### Required work:
From the material below, list every line containing "content".

:::

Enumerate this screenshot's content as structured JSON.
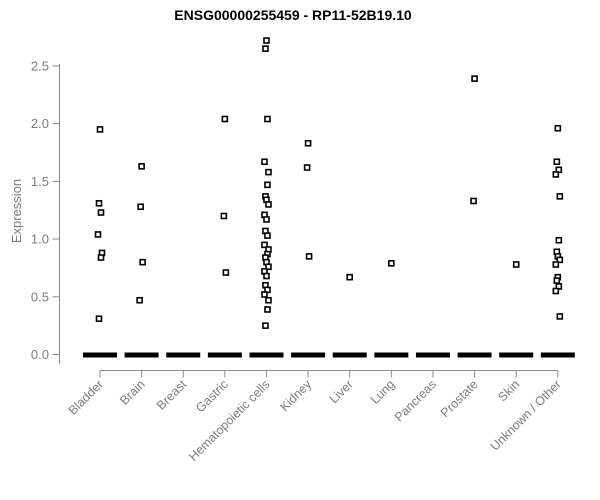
{
  "chart_data": {
    "type": "scatter",
    "title": "ENSG00000255459 - RP11-52B19.10",
    "xlabel": "",
    "ylabel": "Expression",
    "ylim": [
      0,
      2.75
    ],
    "y_ticks": [
      "0.0",
      "0.5",
      "1.0",
      "1.5",
      "2.0",
      "2.5"
    ],
    "grid": "off",
    "legend": "none",
    "marker": "open-square",
    "zero_overplot_note": "each category shows a thick black dash of overplotted points at expression 0",
    "categories": [
      "Bladder",
      "Brain",
      "Breast",
      "Gastric",
      "Hematopoietic cells",
      "Kidney",
      "Liver",
      "Lung",
      "Pancreas",
      "Prostate",
      "Skin",
      "Unknown / Other"
    ],
    "series": [
      {
        "category": "Bladder",
        "zero_dash": true,
        "values": [
          1.95,
          1.31,
          1.23,
          1.04,
          0.88,
          0.84,
          0.31
        ]
      },
      {
        "category": "Brain",
        "zero_dash": true,
        "values": [
          1.63,
          1.28,
          0.8,
          0.47
        ]
      },
      {
        "category": "Breast",
        "zero_dash": true,
        "values": []
      },
      {
        "category": "Gastric",
        "zero_dash": true,
        "values": [
          2.04,
          1.2,
          0.71
        ]
      },
      {
        "category": "Hematopoietic cells",
        "zero_dash": true,
        "values": [
          2.72,
          2.65,
          2.04,
          1.67,
          1.58,
          1.47,
          1.37,
          1.34,
          1.3,
          1.21,
          1.17,
          1.07,
          1.03,
          0.95,
          0.91,
          0.87,
          0.84,
          0.8,
          0.76,
          0.72,
          0.68,
          0.6,
          0.56,
          0.52,
          0.47,
          0.39,
          0.25
        ]
      },
      {
        "category": "Kidney",
        "zero_dash": true,
        "values": [
          1.83,
          1.62,
          0.85
        ]
      },
      {
        "category": "Liver",
        "zero_dash": true,
        "values": [
          0.67
        ]
      },
      {
        "category": "Lung",
        "zero_dash": true,
        "values": [
          0.79
        ]
      },
      {
        "category": "Pancreas",
        "zero_dash": true,
        "values": []
      },
      {
        "category": "Prostate",
        "zero_dash": true,
        "values": [
          2.39,
          1.33
        ]
      },
      {
        "category": "Skin",
        "zero_dash": true,
        "values": [
          0.78
        ]
      },
      {
        "category": "Unknown / Other",
        "zero_dash": true,
        "values": [
          1.96,
          1.67,
          1.6,
          1.56,
          1.37,
          0.99,
          0.89,
          0.85,
          0.82,
          0.78,
          0.67,
          0.64,
          0.59,
          0.55,
          0.33
        ]
      }
    ],
    "colors": {
      "point_stroke": "#000000",
      "point_fill": "#ffffff",
      "zero_dash": "#000000",
      "axis_line": "#8b8b8b",
      "text_gray": "#7d7d7d",
      "title_color": "#000000",
      "background": "#ffffff"
    }
  }
}
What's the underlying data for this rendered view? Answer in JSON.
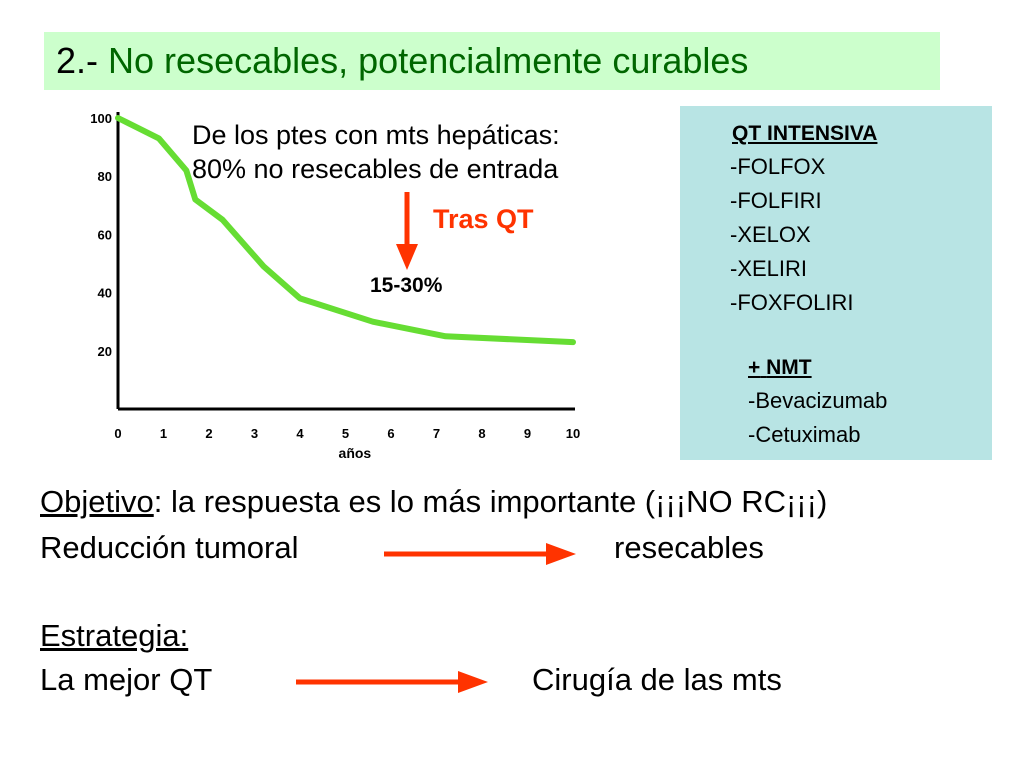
{
  "title": {
    "number": "2.-",
    "text": "No resecables, potencialmente curables"
  },
  "chart_data": {
    "type": "line",
    "title": "",
    "xlabel": "años",
    "ylabel": "",
    "xlim": [
      0,
      10
    ],
    "ylim": [
      0,
      100
    ],
    "x_ticks": [
      0,
      1,
      2,
      3,
      4,
      5,
      6,
      7,
      8,
      9,
      10
    ],
    "y_ticks": [
      20,
      40,
      60,
      80,
      100
    ],
    "grid": false,
    "legend": "none",
    "series": [
      {
        "x": [
          0,
          0.9,
          1.5,
          1.7,
          2.3,
          3.2,
          4.0,
          5.6,
          7.2,
          10.0
        ],
        "y": [
          100,
          93,
          82,
          72,
          65,
          49,
          38,
          30,
          25,
          23
        ],
        "color": "#66dd33"
      }
    ]
  },
  "annotations": {
    "line1": "De los ptes con mts hepáticas:",
    "line2": "80% no resecables de entrada",
    "tras_qt": "Tras QT",
    "percent": "15-30%",
    "arrow_color": "#ff3300"
  },
  "qt_box": {
    "heading": "QT INTENSIVA",
    "items": [
      "-FOLFOX",
      "-FOLFIRI",
      "-XELOX",
      "-XELIRI",
      "-FOXFOLIRI"
    ],
    "nmt_plus": "+",
    "nmt_heading": "NMT",
    "nmt_items": [
      "-Bevacizumab",
      "-Cetuximab"
    ]
  },
  "body": {
    "objective_label": "Objetivo",
    "objective_rest": ": la respuesta es lo más importante (¡¡¡NO RC¡¡¡)",
    "reduction_left": "Reducción tumoral",
    "reduction_right": "resecables",
    "strategy_label": "Estrategia:",
    "strategy_left": "La mejor QT",
    "strategy_right": "Cirugía de las mts"
  }
}
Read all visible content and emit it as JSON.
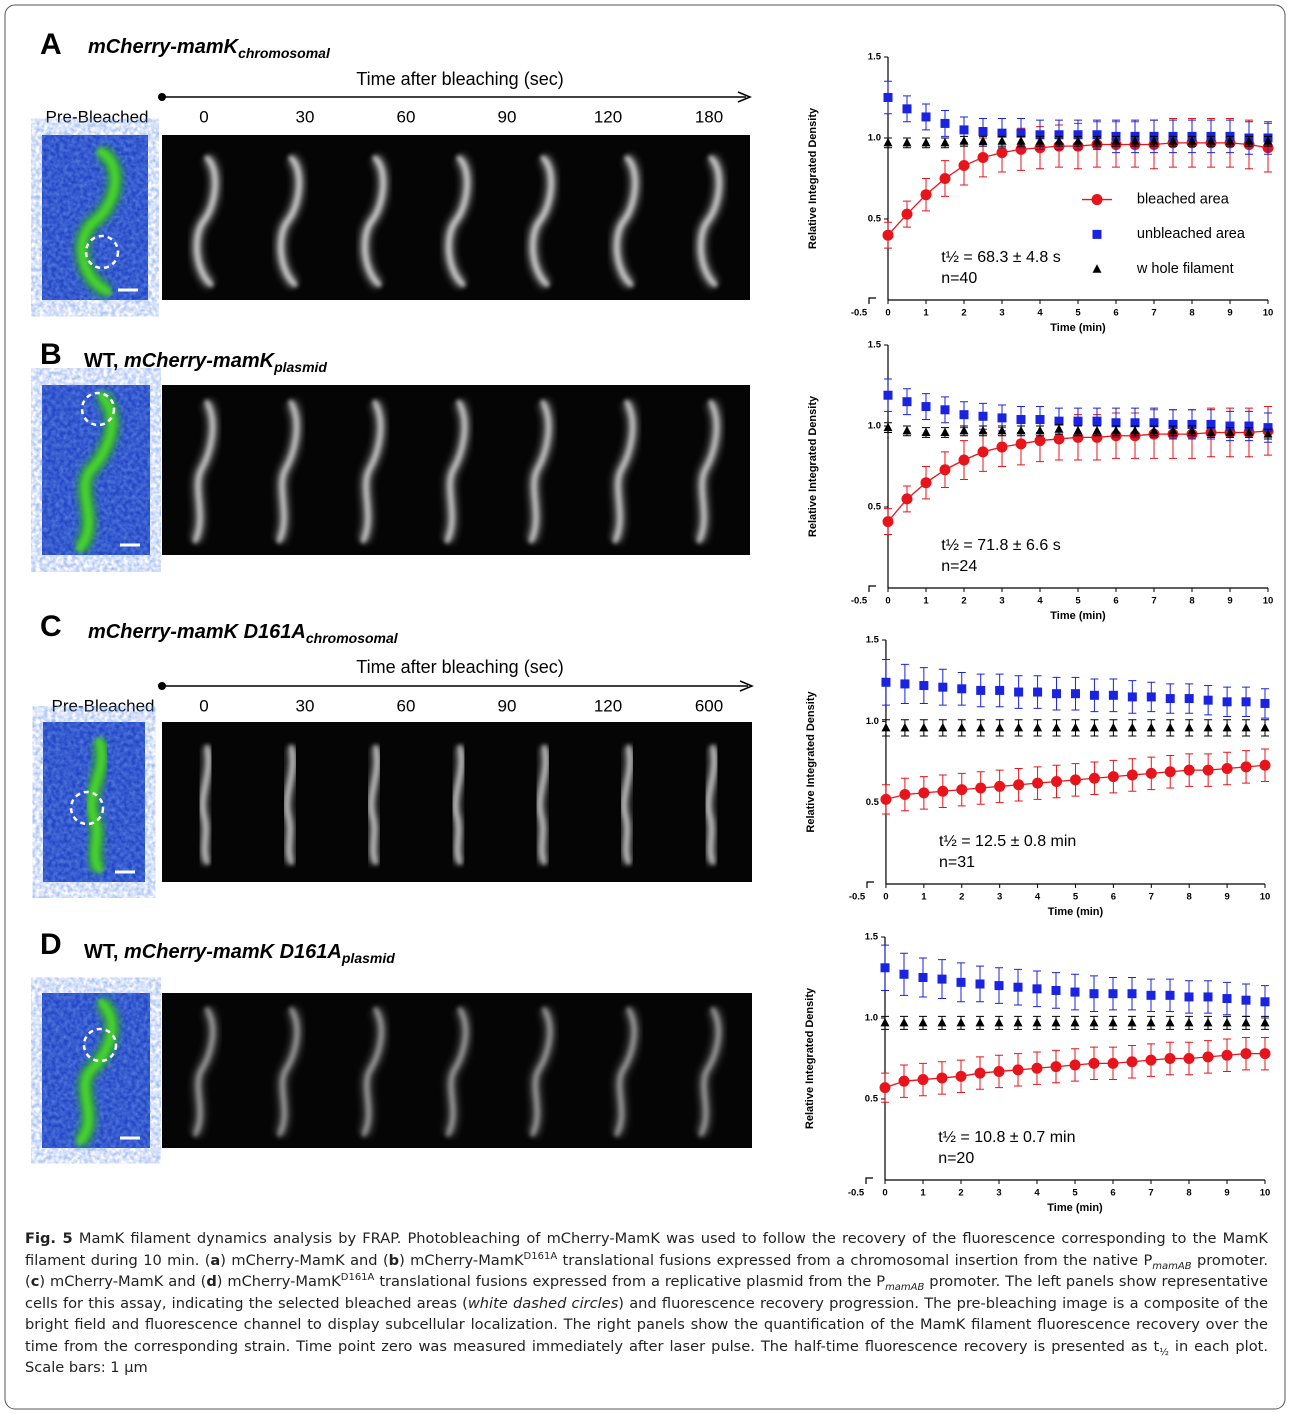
{
  "panels": [
    {
      "label": "A",
      "title": {
        "main": "mCherry-mamK",
        "sub": "chromosomal"
      },
      "header": {
        "axis_label": "Time after bleaching (sec)",
        "pre": "Pre-Bleached",
        "times": [
          "0",
          "30",
          "60",
          "90",
          "120",
          "180"
        ]
      }
    },
    {
      "label": "B",
      "title": {
        "prefix": "WT, ",
        "main": "mCherry-mamK",
        "sub": "plasmid"
      }
    },
    {
      "label": "C",
      "title": {
        "main": "mCherry-mamK D161A",
        "sub": "chromosomal"
      },
      "header": {
        "axis_label": "Time after bleaching (sec)",
        "pre": "Pre-Bleached",
        "times": [
          "0",
          "30",
          "60",
          "90",
          "120",
          "600"
        ]
      }
    },
    {
      "label": "D",
      "title": {
        "prefix": "WT, ",
        "main": "mCherry-mamK D161A",
        "sub": "plasmid"
      }
    }
  ],
  "chart_data": [
    {
      "type": "scatter",
      "x_label": "Time (min)",
      "y_label": "Relative Integrated Density",
      "xlim": [
        -0.5,
        10
      ],
      "xticks": [
        -0.5,
        0,
        1,
        2,
        3,
        4,
        5,
        6,
        7,
        8,
        9,
        10
      ],
      "ylim": [
        0,
        1.5
      ],
      "yticks": [
        0.5,
        {
          "value": 1,
          "label": "1.0"
        },
        1.5
      ],
      "x": [
        0,
        0.5,
        1,
        1.5,
        2,
        2.5,
        3,
        3.5,
        4,
        4.5,
        5,
        5.5,
        6,
        6.5,
        7,
        7.5,
        8,
        8.5,
        9,
        9.5,
        10
      ],
      "annotations": [
        "t½ = 68.3 ± 4.8 s",
        "n=40"
      ],
      "series": [
        {
          "name": "bleached area",
          "color": "#e8141b",
          "marker": "circle",
          "line": true,
          "values": [
            0.4,
            0.53,
            0.65,
            0.75,
            0.83,
            0.88,
            0.91,
            0.93,
            0.94,
            0.95,
            0.95,
            0.96,
            0.96,
            0.96,
            0.96,
            0.97,
            0.97,
            0.97,
            0.97,
            0.96,
            0.94
          ],
          "errors": [
            0.08,
            0.08,
            0.1,
            0.11,
            0.12,
            0.12,
            0.12,
            0.13,
            0.13,
            0.13,
            0.14,
            0.14,
            0.14,
            0.14,
            0.15,
            0.15,
            0.15,
            0.15,
            0.15,
            0.15,
            0.15
          ]
        },
        {
          "name": "unbleached area",
          "color": "#1a23e0",
          "marker": "square",
          "values": [
            1.25,
            1.18,
            1.13,
            1.09,
            1.05,
            1.04,
            1.03,
            1.03,
            1.02,
            1.02,
            1.02,
            1.02,
            1.01,
            1.01,
            1.01,
            1.01,
            1.01,
            1.01,
            1.01,
            1.0,
            1.0
          ],
          "errors": [
            0.1,
            0.08,
            0.08,
            0.08,
            0.08,
            0.08,
            0.09,
            0.09,
            0.09,
            0.09,
            0.09,
            0.09,
            0.1,
            0.1,
            0.1,
            0.1,
            0.1,
            0.1,
            0.1,
            0.1,
            0.1
          ]
        },
        {
          "name": "w hole filament",
          "color": "#000000",
          "marker": "triangle",
          "values": [
            0.97,
            0.97,
            0.97,
            0.97,
            0.98,
            0.98,
            0.98,
            0.98,
            0.98,
            0.98,
            0.98,
            0.98,
            0.98,
            0.98,
            0.98,
            0.98,
            0.98,
            0.98,
            0.98,
            0.98,
            0.98
          ],
          "errors": [
            0.03,
            0.03,
            0.03,
            0.03,
            0.03,
            0.03,
            0.03,
            0.03,
            0.03,
            0.03,
            0.03,
            0.03,
            0.03,
            0.03,
            0.03,
            0.03,
            0.03,
            0.03,
            0.03,
            0.03,
            0.03
          ]
        }
      ]
    },
    {
      "type": "scatter",
      "x_label": "Time (min)",
      "y_label": "Relative Integrated Density",
      "xlim": [
        -0.5,
        10
      ],
      "xticks": [
        -0.5,
        0,
        1,
        2,
        3,
        4,
        5,
        6,
        7,
        8,
        9,
        10
      ],
      "ylim": [
        0,
        1.5
      ],
      "yticks": [
        0.5,
        {
          "value": 1,
          "label": "1.0"
        },
        1.5
      ],
      "x": [
        0,
        0.5,
        1,
        1.5,
        2,
        2.5,
        3,
        3.5,
        4,
        4.5,
        5,
        5.5,
        6,
        6.5,
        7,
        7.5,
        8,
        8.5,
        9,
        9.5,
        10
      ],
      "annotations": [
        "t½ = 71.8 ± 6.6 s",
        "n=24"
      ],
      "series": [
        {
          "color": "#e8141b",
          "marker": "circle",
          "line": true,
          "values": [
            0.41,
            0.55,
            0.65,
            0.73,
            0.79,
            0.84,
            0.87,
            0.89,
            0.91,
            0.92,
            0.93,
            0.93,
            0.94,
            0.94,
            0.95,
            0.95,
            0.95,
            0.96,
            0.96,
            0.96,
            0.97
          ],
          "errors": [
            0.08,
            0.08,
            0.1,
            0.11,
            0.12,
            0.12,
            0.12,
            0.13,
            0.13,
            0.13,
            0.14,
            0.14,
            0.14,
            0.14,
            0.15,
            0.15,
            0.15,
            0.15,
            0.15,
            0.15,
            0.15
          ]
        },
        {
          "color": "#1a23e0",
          "marker": "square",
          "values": [
            1.19,
            1.15,
            1.12,
            1.1,
            1.07,
            1.06,
            1.05,
            1.04,
            1.04,
            1.03,
            1.03,
            1.03,
            1.02,
            1.02,
            1.02,
            1.01,
            1.01,
            1.01,
            1.0,
            1.0,
            0.99
          ],
          "errors": [
            0.1,
            0.08,
            0.08,
            0.08,
            0.08,
            0.08,
            0.08,
            0.08,
            0.08,
            0.08,
            0.08,
            0.08,
            0.09,
            0.09,
            0.09,
            0.09,
            0.09,
            0.09,
            0.09,
            0.09,
            0.09
          ]
        },
        {
          "color": "#000000",
          "marker": "triangle",
          "values": [
            0.99,
            0.97,
            0.96,
            0.96,
            0.97,
            0.97,
            0.97,
            0.97,
            0.97,
            0.98,
            0.97,
            0.97,
            0.97,
            0.97,
            0.97,
            0.97,
            0.97,
            0.96,
            0.96,
            0.96,
            0.95
          ],
          "errors": [
            0.03,
            0.03,
            0.03,
            0.03,
            0.03,
            0.03,
            0.03,
            0.03,
            0.03,
            0.03,
            0.03,
            0.03,
            0.03,
            0.03,
            0.03,
            0.03,
            0.03,
            0.03,
            0.03,
            0.03,
            0.03
          ]
        }
      ]
    },
    {
      "type": "scatter",
      "x_label": "Time (min)",
      "y_label": "Relative Integrated Density",
      "xlim": [
        -0.5,
        10
      ],
      "xticks": [
        -0.5,
        0,
        1,
        2,
        3,
        4,
        5,
        6,
        7,
        8,
        9,
        10
      ],
      "ylim": [
        0,
        1.5
      ],
      "yticks": [
        0.5,
        {
          "value": 1,
          "label": "1.0"
        },
        1.5
      ],
      "x": [
        0,
        0.5,
        1,
        1.5,
        2,
        2.5,
        3,
        3.5,
        4,
        4.5,
        5,
        5.5,
        6,
        6.5,
        7,
        7.5,
        8,
        8.5,
        9,
        9.5,
        10
      ],
      "annotations": [
        "t½ = 12.5 ± 0.8 min",
        "n=31"
      ],
      "series": [
        {
          "color": "#e8141b",
          "marker": "circle",
          "line": true,
          "values": [
            0.52,
            0.55,
            0.56,
            0.57,
            0.58,
            0.59,
            0.6,
            0.61,
            0.62,
            0.63,
            0.64,
            0.65,
            0.66,
            0.67,
            0.68,
            0.69,
            0.7,
            0.7,
            0.71,
            0.72,
            0.73
          ],
          "errors": [
            0.09,
            0.1,
            0.1,
            0.1,
            0.1,
            0.1,
            0.1,
            0.1,
            0.1,
            0.1,
            0.1,
            0.1,
            0.1,
            0.1,
            0.1,
            0.1,
            0.1,
            0.1,
            0.1,
            0.1,
            0.1
          ]
        },
        {
          "color": "#1a23e0",
          "marker": "square",
          "values": [
            1.24,
            1.23,
            1.22,
            1.21,
            1.2,
            1.19,
            1.19,
            1.18,
            1.18,
            1.17,
            1.17,
            1.16,
            1.16,
            1.15,
            1.15,
            1.14,
            1.14,
            1.13,
            1.12,
            1.12,
            1.11
          ],
          "errors": [
            0.14,
            0.12,
            0.11,
            0.11,
            0.1,
            0.1,
            0.1,
            0.1,
            0.1,
            0.1,
            0.1,
            0.1,
            0.1,
            0.1,
            0.09,
            0.09,
            0.09,
            0.09,
            0.09,
            0.09,
            0.09
          ]
        },
        {
          "color": "#000000",
          "marker": "triangle",
          "values": [
            0.96,
            0.96,
            0.96,
            0.96,
            0.96,
            0.96,
            0.96,
            0.96,
            0.96,
            0.96,
            0.96,
            0.96,
            0.96,
            0.96,
            0.96,
            0.96,
            0.96,
            0.96,
            0.96,
            0.96,
            0.96
          ],
          "errors": [
            0.05,
            0.05,
            0.05,
            0.05,
            0.05,
            0.05,
            0.05,
            0.05,
            0.05,
            0.05,
            0.05,
            0.05,
            0.05,
            0.05,
            0.05,
            0.05,
            0.05,
            0.05,
            0.05,
            0.05,
            0.05
          ]
        }
      ]
    },
    {
      "type": "scatter",
      "x_label": "Time (min)",
      "y_label": "Relative Integrated Density",
      "xlim": [
        -0.5,
        10
      ],
      "xticks": [
        -0.5,
        0,
        1,
        2,
        3,
        4,
        5,
        6,
        7,
        8,
        9,
        10
      ],
      "ylim": [
        0,
        1.5
      ],
      "yticks": [
        0.5,
        {
          "value": 1,
          "label": "1.0"
        },
        1.5
      ],
      "x": [
        0,
        0.5,
        1,
        1.5,
        2,
        2.5,
        3,
        3.5,
        4,
        4.5,
        5,
        5.5,
        6,
        6.5,
        7,
        7.5,
        8,
        8.5,
        9,
        9.5,
        10
      ],
      "annotations": [
        "t½ = 10.8 ± 0.7 min",
        "n=20"
      ],
      "series": [
        {
          "color": "#e8141b",
          "marker": "circle",
          "line": true,
          "values": [
            0.57,
            0.61,
            0.62,
            0.63,
            0.64,
            0.66,
            0.67,
            0.68,
            0.69,
            0.7,
            0.71,
            0.72,
            0.72,
            0.73,
            0.74,
            0.75,
            0.75,
            0.76,
            0.77,
            0.78,
            0.78
          ],
          "errors": [
            0.09,
            0.1,
            0.1,
            0.1,
            0.1,
            0.1,
            0.1,
            0.1,
            0.1,
            0.1,
            0.1,
            0.1,
            0.1,
            0.1,
            0.1,
            0.1,
            0.1,
            0.1,
            0.1,
            0.1,
            0.1
          ]
        },
        {
          "color": "#1a23e0",
          "marker": "square",
          "values": [
            1.31,
            1.27,
            1.25,
            1.24,
            1.22,
            1.21,
            1.2,
            1.19,
            1.18,
            1.17,
            1.16,
            1.15,
            1.15,
            1.15,
            1.14,
            1.14,
            1.13,
            1.13,
            1.12,
            1.11,
            1.1
          ],
          "errors": [
            0.14,
            0.13,
            0.12,
            0.12,
            0.12,
            0.11,
            0.11,
            0.11,
            0.11,
            0.11,
            0.11,
            0.11,
            0.1,
            0.1,
            0.1,
            0.1,
            0.1,
            0.1,
            0.1,
            0.1,
            0.1
          ]
        },
        {
          "color": "#000000",
          "marker": "triangle",
          "values": [
            0.97,
            0.97,
            0.97,
            0.97,
            0.97,
            0.97,
            0.97,
            0.97,
            0.97,
            0.97,
            0.97,
            0.97,
            0.97,
            0.97,
            0.97,
            0.97,
            0.97,
            0.97,
            0.97,
            0.97,
            0.97
          ],
          "errors": [
            0.04,
            0.04,
            0.04,
            0.04,
            0.04,
            0.04,
            0.04,
            0.04,
            0.04,
            0.04,
            0.04,
            0.04,
            0.04,
            0.04,
            0.04,
            0.04,
            0.04,
            0.04,
            0.04,
            0.04,
            0.04
          ]
        }
      ]
    }
  ],
  "caption": {
    "segments": [
      "Fig. 5",
      " MamK filament dynamics analysis by FRAP. Photobleaching of mCherry-MamK was used to follow the recovery of the fluorescence corresponding to the MamK filament during 10 min. (",
      "a",
      ") mCherry-MamK and (",
      "b",
      ") mCherry-MamK",
      "D161A",
      " translational fusions expressed from a chromosomal insertion from the native P",
      "mamAB",
      " promoter. (",
      "c",
      ") mCherry-MamK and (",
      "d",
      ") mCherry-MamK",
      "D161A",
      " translational fusions expressed from a replicative plasmid from the P",
      "mamAB",
      " promoter. The left panels show representative cells for this assay, indicating the selected bleached areas (",
      "white dashed circles",
      ") and fluorescence recovery progression. The pre-bleaching image is a composite of the bright field and fluorescence channel to display subcellular localization. The right panels show the quantification of the MamK filament fluorescence recovery over the time from the corresponding strain. Time point zero was measured immediately after laser pulse. The half-time fluorescence recovery is presented as t",
      "½",
      " in each plot. Scale bars: 1 μm"
    ]
  }
}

:::

### Written answer:
Enumerate this screenshot's content as structured JSON.
Read all visible content and emit it as JSON.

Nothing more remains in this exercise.